** The problem **
Please restate the following records word for word.

** Data in this exercise **

## begin

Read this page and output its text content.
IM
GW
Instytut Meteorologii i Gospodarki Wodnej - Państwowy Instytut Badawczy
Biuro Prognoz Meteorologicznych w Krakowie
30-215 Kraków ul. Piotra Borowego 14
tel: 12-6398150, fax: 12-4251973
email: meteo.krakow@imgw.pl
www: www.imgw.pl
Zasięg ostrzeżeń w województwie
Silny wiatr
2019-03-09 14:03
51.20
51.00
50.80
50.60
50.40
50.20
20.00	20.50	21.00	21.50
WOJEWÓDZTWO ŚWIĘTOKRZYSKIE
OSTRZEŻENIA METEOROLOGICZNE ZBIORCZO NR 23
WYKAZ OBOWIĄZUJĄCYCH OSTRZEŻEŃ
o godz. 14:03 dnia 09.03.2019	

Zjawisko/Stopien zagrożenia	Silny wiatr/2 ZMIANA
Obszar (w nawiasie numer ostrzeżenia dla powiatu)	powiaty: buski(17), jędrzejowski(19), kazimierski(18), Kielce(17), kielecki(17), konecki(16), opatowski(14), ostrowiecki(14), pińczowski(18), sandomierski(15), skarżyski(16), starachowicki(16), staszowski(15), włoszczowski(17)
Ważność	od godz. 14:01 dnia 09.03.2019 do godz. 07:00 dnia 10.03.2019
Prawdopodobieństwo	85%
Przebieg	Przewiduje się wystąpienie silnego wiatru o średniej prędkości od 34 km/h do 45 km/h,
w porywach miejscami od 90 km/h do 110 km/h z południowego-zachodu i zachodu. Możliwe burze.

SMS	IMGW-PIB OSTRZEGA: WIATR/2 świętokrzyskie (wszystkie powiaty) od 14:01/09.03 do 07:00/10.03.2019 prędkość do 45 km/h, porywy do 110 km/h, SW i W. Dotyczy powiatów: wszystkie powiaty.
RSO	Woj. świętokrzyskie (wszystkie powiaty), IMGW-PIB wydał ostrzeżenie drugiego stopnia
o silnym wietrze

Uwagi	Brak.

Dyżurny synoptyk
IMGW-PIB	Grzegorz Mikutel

## end

** Result **
Read this page and output its text content.
IM
GW
Instytut Meteorologii i Gospodarki Wodnej - Państwowy Instytut Badawczy
Biuro Prognoz Meteorologicznych w Krakowie
30-215 Kraków ul. Piotra Borowego 14
tel: 12-6398150, fax: 12-4251973
email: meteo.krakow@imgw.pl
www: www.imgw.pl
Zasięg ostrzeżeń w województwie
Silny wiatr
2019-03-09 14:03
51.20
51.00
50.80
50.60
50.40
50.20
20.00	20.50	21.00	21.50
WOJEWÓDZTWO ŚWIĘTOKRZYSKIE
OSTRZEŻENIA METEOROLOGICZNE ZBIORCZO NR 23
WYKAZ OBOWIĄZUJĄCYCH OSTRZEŻEŃ
o godz. 14:03 dnia 09.03.2019	

Zjawisko/Stopien zagrożenia	Silny wiatr/2 ZMIANA
Obszar (w nawiasie numer ostrzeżenia dla powiatu)	powiaty: buski(17), jędrzejowski(19), kazimierski(18), Kielce(17), kielecki(17), konecki(16), opatowski(14), ostrowiecki(14), pińczowski(18), sandomierski(15), skarżyski(16), starachowicki(16), staszowski(15), włoszczowski(17)
Ważność	od godz. 14:01 dnia 09.03.2019 do godz. 07:00 dnia 10.03.2019
Prawdopodobieństwo	85%
Przebieg	Przewiduje się wystąpienie silnego wiatru o średniej prędkości od 34 km/h do 45 km/h,
w porywach miejscami od 90 km/h do 110 km/h z południowego-zachodu i zachodu. Możliwe burze.

SMS	IMGW-PIB OSTRZEGA: WIATR/2 świętokrzyskie (wszystkie powiaty) od 14:01/09.03 do 07:00/10.03.2019 prędkość do 45 km/h, porywy do 110 km/h, SW i W. Dotyczy powiatów: wszystkie powiaty.
RSO	Woj. świętokrzyskie (wszystkie powiaty), IMGW-PIB wydał ostrzeżenie drugiego stopnia
o silnym wietrze

Uwagi	Brak.

Dyżurny synoptyk
IMGW-PIB	Grzegorz Mikutel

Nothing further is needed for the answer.